WHAT YOU ARE ASKED TO DO
Find the lines in these entries that include the word "this" and state how many there are, with no other words.

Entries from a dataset
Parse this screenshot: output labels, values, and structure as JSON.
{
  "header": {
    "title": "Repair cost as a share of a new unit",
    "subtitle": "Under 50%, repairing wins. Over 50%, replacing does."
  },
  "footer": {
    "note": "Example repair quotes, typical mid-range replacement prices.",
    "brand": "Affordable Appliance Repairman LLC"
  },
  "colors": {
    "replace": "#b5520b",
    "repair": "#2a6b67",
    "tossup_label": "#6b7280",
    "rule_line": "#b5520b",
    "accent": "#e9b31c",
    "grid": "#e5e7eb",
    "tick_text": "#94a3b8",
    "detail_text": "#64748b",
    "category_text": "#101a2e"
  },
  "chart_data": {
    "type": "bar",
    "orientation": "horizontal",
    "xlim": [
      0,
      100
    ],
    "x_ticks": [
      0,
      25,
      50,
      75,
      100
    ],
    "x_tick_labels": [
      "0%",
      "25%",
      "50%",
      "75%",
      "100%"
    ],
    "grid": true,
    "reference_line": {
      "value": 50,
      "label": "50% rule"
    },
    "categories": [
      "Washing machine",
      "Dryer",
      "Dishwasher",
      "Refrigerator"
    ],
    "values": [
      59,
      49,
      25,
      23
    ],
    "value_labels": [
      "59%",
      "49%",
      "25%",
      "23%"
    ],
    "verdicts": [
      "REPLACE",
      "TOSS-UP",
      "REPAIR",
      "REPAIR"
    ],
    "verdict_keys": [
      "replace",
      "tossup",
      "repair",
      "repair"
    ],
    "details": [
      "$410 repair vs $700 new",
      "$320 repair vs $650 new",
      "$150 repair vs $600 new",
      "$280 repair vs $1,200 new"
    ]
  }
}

---

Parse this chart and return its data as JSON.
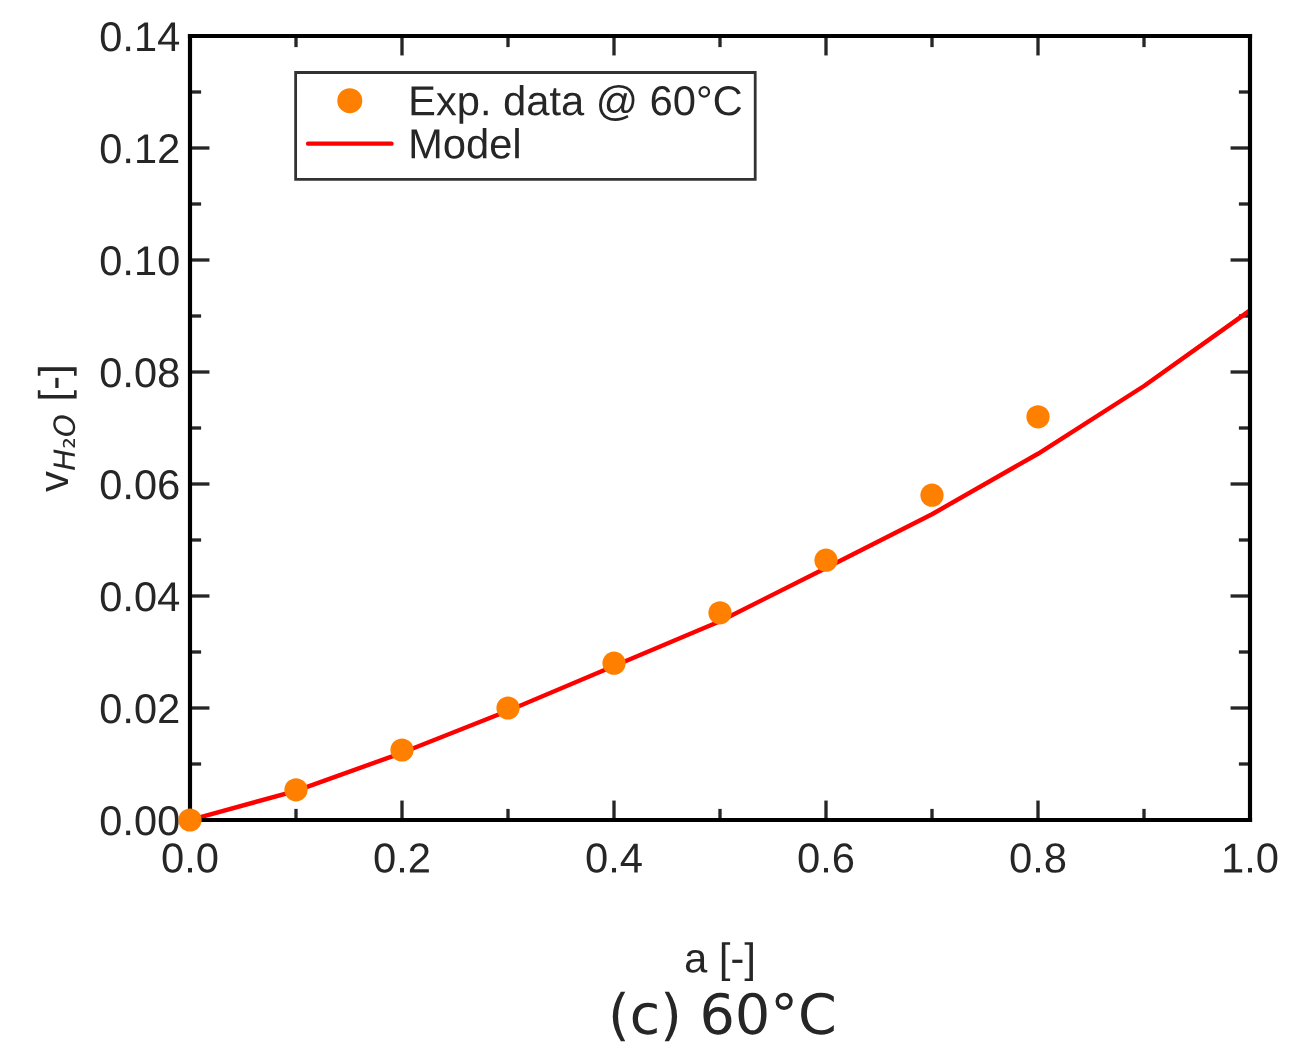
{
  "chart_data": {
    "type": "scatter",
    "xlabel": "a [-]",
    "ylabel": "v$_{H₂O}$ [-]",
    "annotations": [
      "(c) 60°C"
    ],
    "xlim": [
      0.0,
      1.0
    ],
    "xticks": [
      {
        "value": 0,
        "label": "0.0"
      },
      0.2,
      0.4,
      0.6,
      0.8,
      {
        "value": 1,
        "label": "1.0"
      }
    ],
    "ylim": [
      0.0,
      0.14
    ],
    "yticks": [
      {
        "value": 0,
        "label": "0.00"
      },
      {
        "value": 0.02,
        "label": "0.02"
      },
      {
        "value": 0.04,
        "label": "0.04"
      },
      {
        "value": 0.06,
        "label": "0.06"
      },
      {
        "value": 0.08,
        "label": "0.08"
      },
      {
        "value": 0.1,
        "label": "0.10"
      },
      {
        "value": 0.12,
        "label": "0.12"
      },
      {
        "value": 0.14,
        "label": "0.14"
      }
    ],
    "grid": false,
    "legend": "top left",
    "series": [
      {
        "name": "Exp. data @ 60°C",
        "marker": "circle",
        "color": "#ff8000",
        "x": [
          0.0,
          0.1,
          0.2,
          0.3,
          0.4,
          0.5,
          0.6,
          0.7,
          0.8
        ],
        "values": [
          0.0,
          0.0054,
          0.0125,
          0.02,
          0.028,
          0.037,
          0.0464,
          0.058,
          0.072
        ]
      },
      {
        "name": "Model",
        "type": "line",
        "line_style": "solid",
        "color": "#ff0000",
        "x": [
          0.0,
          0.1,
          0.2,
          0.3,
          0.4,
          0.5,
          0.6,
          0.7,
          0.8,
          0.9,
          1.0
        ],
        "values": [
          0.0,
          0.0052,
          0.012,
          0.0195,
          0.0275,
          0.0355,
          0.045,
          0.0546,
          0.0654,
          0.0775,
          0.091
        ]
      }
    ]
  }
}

EXERCISE RESPONSE
2